What you should do: Retype each entry below exactly as it stands.

Supplied data:
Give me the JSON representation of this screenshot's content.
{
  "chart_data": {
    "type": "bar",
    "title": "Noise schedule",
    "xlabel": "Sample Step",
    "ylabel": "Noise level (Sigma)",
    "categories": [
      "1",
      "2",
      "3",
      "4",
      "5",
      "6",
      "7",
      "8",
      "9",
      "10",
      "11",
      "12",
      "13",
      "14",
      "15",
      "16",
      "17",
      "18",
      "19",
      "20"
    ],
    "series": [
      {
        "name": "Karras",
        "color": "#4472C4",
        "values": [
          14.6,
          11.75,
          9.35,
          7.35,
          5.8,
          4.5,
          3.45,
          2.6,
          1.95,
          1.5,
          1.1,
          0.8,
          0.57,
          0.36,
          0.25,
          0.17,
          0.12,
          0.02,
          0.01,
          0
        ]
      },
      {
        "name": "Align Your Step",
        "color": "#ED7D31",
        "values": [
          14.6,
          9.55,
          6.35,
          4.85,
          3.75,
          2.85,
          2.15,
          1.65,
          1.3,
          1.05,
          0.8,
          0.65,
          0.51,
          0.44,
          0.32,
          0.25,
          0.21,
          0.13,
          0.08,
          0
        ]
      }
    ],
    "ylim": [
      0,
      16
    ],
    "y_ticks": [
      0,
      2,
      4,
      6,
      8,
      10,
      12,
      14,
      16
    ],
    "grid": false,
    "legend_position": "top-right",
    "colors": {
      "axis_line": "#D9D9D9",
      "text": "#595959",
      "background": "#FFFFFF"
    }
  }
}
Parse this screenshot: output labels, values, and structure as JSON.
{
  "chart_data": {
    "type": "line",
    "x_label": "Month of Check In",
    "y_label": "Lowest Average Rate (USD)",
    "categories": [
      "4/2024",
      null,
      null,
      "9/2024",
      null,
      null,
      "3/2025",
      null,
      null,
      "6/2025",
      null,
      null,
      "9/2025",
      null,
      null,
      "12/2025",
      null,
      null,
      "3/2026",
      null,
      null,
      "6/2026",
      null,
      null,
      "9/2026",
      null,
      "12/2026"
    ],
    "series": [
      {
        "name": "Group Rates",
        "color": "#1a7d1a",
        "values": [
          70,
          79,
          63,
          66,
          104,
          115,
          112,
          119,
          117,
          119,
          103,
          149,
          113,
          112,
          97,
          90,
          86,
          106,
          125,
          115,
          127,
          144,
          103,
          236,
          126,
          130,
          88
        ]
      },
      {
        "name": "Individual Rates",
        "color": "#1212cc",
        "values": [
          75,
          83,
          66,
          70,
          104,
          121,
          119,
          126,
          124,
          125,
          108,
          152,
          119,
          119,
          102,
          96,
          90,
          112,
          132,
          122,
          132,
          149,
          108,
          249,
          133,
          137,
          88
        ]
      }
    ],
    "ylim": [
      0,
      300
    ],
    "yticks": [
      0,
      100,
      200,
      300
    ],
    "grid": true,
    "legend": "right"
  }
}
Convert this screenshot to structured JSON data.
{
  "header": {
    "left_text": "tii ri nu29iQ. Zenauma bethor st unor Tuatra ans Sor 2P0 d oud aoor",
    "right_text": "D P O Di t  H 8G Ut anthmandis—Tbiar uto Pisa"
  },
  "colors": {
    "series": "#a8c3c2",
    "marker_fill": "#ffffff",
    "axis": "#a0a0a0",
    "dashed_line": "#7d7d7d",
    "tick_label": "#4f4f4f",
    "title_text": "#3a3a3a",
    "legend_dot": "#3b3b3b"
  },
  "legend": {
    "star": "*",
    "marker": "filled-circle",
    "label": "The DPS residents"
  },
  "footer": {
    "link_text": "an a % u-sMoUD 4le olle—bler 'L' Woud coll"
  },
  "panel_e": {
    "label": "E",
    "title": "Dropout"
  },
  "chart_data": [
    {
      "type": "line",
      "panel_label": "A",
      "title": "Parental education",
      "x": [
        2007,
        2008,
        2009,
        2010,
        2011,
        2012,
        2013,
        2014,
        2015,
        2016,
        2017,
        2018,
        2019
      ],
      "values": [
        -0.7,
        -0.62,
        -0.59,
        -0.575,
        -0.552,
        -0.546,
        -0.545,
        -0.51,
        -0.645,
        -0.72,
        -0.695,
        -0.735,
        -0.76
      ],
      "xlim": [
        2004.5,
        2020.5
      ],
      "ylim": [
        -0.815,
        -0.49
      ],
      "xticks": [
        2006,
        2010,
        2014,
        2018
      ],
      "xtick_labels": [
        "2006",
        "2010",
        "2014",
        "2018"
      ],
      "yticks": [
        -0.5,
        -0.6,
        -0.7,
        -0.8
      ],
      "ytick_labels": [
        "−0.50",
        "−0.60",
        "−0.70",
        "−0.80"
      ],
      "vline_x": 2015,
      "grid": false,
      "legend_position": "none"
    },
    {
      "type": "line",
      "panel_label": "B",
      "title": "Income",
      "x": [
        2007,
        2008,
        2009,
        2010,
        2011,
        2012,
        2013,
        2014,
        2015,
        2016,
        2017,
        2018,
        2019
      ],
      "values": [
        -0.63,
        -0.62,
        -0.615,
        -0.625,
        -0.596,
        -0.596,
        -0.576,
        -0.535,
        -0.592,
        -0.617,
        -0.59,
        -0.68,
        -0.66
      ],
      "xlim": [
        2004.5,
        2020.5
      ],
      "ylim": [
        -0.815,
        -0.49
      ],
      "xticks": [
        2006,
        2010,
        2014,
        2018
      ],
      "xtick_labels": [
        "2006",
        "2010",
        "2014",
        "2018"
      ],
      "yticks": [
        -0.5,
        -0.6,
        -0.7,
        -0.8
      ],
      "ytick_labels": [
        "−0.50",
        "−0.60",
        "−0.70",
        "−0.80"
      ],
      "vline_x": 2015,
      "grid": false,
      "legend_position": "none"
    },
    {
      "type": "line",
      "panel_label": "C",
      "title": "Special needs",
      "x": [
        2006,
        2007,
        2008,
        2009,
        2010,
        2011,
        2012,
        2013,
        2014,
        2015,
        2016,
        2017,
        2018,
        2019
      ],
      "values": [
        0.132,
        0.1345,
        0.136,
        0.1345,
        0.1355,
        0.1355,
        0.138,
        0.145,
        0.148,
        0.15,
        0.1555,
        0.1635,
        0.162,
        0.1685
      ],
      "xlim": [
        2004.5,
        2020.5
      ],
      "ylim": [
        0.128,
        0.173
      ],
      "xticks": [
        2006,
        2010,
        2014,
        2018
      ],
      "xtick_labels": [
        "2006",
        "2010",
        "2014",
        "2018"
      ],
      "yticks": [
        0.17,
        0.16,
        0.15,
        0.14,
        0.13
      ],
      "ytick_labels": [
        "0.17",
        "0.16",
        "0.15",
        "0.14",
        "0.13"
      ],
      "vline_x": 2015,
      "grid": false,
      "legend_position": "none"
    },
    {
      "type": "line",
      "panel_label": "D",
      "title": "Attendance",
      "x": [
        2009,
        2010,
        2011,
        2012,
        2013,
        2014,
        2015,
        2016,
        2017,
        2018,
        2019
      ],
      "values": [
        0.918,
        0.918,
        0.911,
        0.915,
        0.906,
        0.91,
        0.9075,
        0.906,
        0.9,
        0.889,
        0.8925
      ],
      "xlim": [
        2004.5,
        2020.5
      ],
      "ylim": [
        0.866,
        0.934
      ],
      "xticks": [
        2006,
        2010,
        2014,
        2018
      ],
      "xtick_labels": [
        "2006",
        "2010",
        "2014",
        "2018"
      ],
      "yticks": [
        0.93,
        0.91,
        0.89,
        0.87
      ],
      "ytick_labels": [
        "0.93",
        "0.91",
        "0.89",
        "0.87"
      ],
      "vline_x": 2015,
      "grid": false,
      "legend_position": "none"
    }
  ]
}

Answer:
Give me the JSON representation of this screenshot's content.
{
  "chart_data": {
    "type": "bar",
    "title": "Noise schedule",
    "xlabel": "Sample Step",
    "ylabel": "Noise level (Sigma)",
    "categories": [
      "1",
      "2",
      "3",
      "4",
      "5",
      "6",
      "7",
      "8",
      "9",
      "10",
      "11",
      "12",
      "13",
      "14",
      "15",
      "16",
      "17",
      "18",
      "19",
      "20"
    ],
    "series": [
      {
        "name": "Karras",
        "color": "#4472C4",
        "values": [
          14.6,
          11.75,
          9.35,
          7.35,
          5.8,
          4.5,
          3.45,
          2.6,
          1.95,
          1.5,
          1.1,
          0.8,
          0.57,
          0.36,
          0.25,
          0.17,
          0.12,
          0.02,
          0.01,
          0
        ]
      },
      {
        "name": "Align Your Step",
        "color": "#ED7D31",
        "values": [
          14.6,
          9.55,
          6.35,
          4.85,
          3.75,
          2.85,
          2.15,
          1.65,
          1.3,
          1.05,
          0.8,
          0.65,
          0.51,
          0.44,
          0.32,
          0.25,
          0.21,
          0.13,
          0.08,
          0
        ]
      }
    ],
    "ylim": [
      0,
      16
    ],
    "y_ticks": [
      0,
      2,
      4,
      6,
      8,
      10,
      12,
      14,
      16
    ],
    "grid": false,
    "legend_position": "top-right",
    "colors": {
      "axis_line": "#D9D9D9",
      "text": "#595959",
      "background": "#FFFFFF"
    }
  }
}
Parse this screenshot: output labels, values, and structure as JSON.
{
  "chart_data": {
    "type": "line",
    "x_label": "Month of Check In",
    "y_label": "Lowest Average Rate (USD)",
    "categories": [
      "4/2024",
      null,
      null,
      "9/2024",
      null,
      null,
      "3/2025",
      null,
      null,
      "6/2025",
      null,
      null,
      "9/2025",
      null,
      null,
      "12/2025",
      null,
      null,
      "3/2026",
      null,
      null,
      "6/2026",
      null,
      null,
      "9/2026",
      null,
      "12/2026"
    ],
    "series": [
      {
        "name": "Group Rates",
        "color": "#1a7d1a",
        "values": [
          70,
          79,
          63,
          66,
          104,
          115,
          112,
          119,
          117,
          119,
          103,
          149,
          113,
          112,
          97,
          90,
          86,
          106,
          125,
          115,
          127,
          144,
          103,
          236,
          126,
          130,
          88
        ]
      },
      {
        "name": "Individual Rates",
        "color": "#1212cc",
        "values": [
          75,
          83,
          66,
          70,
          104,
          121,
          119,
          126,
          124,
          125,
          108,
          152,
          119,
          119,
          102,
          96,
          90,
          112,
          132,
          122,
          132,
          149,
          108,
          249,
          133,
          137,
          88
        ]
      }
    ],
    "ylim": [
      0,
      300
    ],
    "yticks": [
      0,
      100,
      200,
      300
    ],
    "grid": true,
    "legend": "right"
  }
}
Convert this screenshot to structured JSON data.
{
  "header": {
    "left_text": "tii ri nu29iQ. Zenauma bethor st unor Tuatra ans Sor 2P0 d oud aoor",
    "right_text": "D P O Di t  H 8G Ut anthmandis—Tbiar uto Pisa"
  },
  "colors": {
    "series": "#a8c3c2",
    "marker_fill": "#ffffff",
    "axis": "#a0a0a0",
    "dashed_line": "#7d7d7d",
    "tick_label": "#4f4f4f",
    "title_text": "#3a3a3a",
    "legend_dot": "#3b3b3b"
  },
  "legend": {
    "star": "*",
    "marker": "filled-circle",
    "label": "The DPS residents"
  },
  "footer": {
    "link_text": "an a % u-sMoUD 4le olle—bler 'L' Woud coll"
  },
  "panel_e": {
    "label": "E",
    "title": "Dropout"
  },
  "chart_data": [
    {
      "type": "line",
      "panel_label": "A",
      "title": "Parental education",
      "x": [
        2007,
        2008,
        2009,
        2010,
        2011,
        2012,
        2013,
        2014,
        2015,
        2016,
        2017,
        2018,
        2019
      ],
      "values": [
        -0.7,
        -0.62,
        -0.59,
        -0.575,
        -0.552,
        -0.546,
        -0.545,
        -0.51,
        -0.645,
        -0.72,
        -0.695,
        -0.735,
        -0.76
      ],
      "xlim": [
        2004.5,
        2020.5
      ],
      "ylim": [
        -0.815,
        -0.49
      ],
      "xticks": [
        2006,
        2010,
        2014,
        2018
      ],
      "xtick_labels": [
        "2006",
        "2010",
        "2014",
        "2018"
      ],
      "yticks": [
        -0.5,
        -0.6,
        -0.7,
        -0.8
      ],
      "ytick_labels": [
        "−0.50",
        "−0.60",
        "−0.70",
        "−0.80"
      ],
      "vline_x": 2015,
      "grid": false,
      "legend_position": "none"
    },
    {
      "type": "line",
      "panel_label": "B",
      "title": "Income",
      "x": [
        2007,
        2008,
        2009,
        2010,
        2011,
        2012,
        2013,
        2014,
        2015,
        2016,
        2017,
        2018,
        2019
      ],
      "values": [
        -0.63,
        -0.62,
        -0.615,
        -0.625,
        -0.596,
        -0.596,
        -0.576,
        -0.535,
        -0.592,
        -0.617,
        -0.59,
        -0.68,
        -0.66
      ],
      "xlim": [
        2004.5,
        2020.5
      ],
      "ylim": [
        -0.815,
        -0.49
      ],
      "xticks": [
        2006,
        2010,
        2014,
        2018
      ],
      "xtick_labels": [
        "2006",
        "2010",
        "2014",
        "2018"
      ],
      "yticks": [
        -0.5,
        -0.6,
        -0.7,
        -0.8
      ],
      "ytick_labels": [
        "−0.50",
        "−0.60",
        "−0.70",
        "−0.80"
      ],
      "vline_x": 2015,
      "grid": false,
      "legend_position": "none"
    },
    {
      "type": "line",
      "panel_label": "C",
      "title": "Special needs",
      "x": [
        2006,
        2007,
        2008,
        2009,
        2010,
        2011,
        2012,
        2013,
        2014,
        2015,
        2016,
        2017,
        2018,
        2019
      ],
      "values": [
        0.132,
        0.1345,
        0.136,
        0.1345,
        0.1355,
        0.1355,
        0.138,
        0.145,
        0.148,
        0.15,
        0.1555,
        0.1635,
        0.162,
        0.1685
      ],
      "xlim": [
        2004.5,
        2020.5
      ],
      "ylim": [
        0.128,
        0.173
      ],
      "xticks": [
        2006,
        2010,
        2014,
        2018
      ],
      "xtick_labels": [
        "2006",
        "2010",
        "2014",
        "2018"
      ],
      "yticks": [
        0.17,
        0.16,
        0.15,
        0.14,
        0.13
      ],
      "ytick_labels": [
        "0.17",
        "0.16",
        "0.15",
        "0.14",
        "0.13"
      ],
      "vline_x": 2015,
      "grid": false,
      "legend_position": "none"
    },
    {
      "type": "line",
      "panel_label": "D",
      "title": "Attendance",
      "x": [
        2009,
        2010,
        2011,
        2012,
        2013,
        2014,
        2015,
        2016,
        2017,
        2018,
        2019
      ],
      "values": [
        0.918,
        0.918,
        0.911,
        0.915,
        0.906,
        0.91,
        0.9075,
        0.906,
        0.9,
        0.889,
        0.8925
      ],
      "xlim": [
        2004.5,
        2020.5
      ],
      "ylim": [
        0.866,
        0.934
      ],
      "xticks": [
        2006,
        2010,
        2014,
        2018
      ],
      "xtick_labels": [
        "2006",
        "2010",
        "2014",
        "2018"
      ],
      "yticks": [
        0.93,
        0.91,
        0.89,
        0.87
      ],
      "ytick_labels": [
        "0.93",
        "0.91",
        "0.89",
        "0.87"
      ],
      "vline_x": 2015,
      "grid": false,
      "legend_position": "none"
    }
  ]
}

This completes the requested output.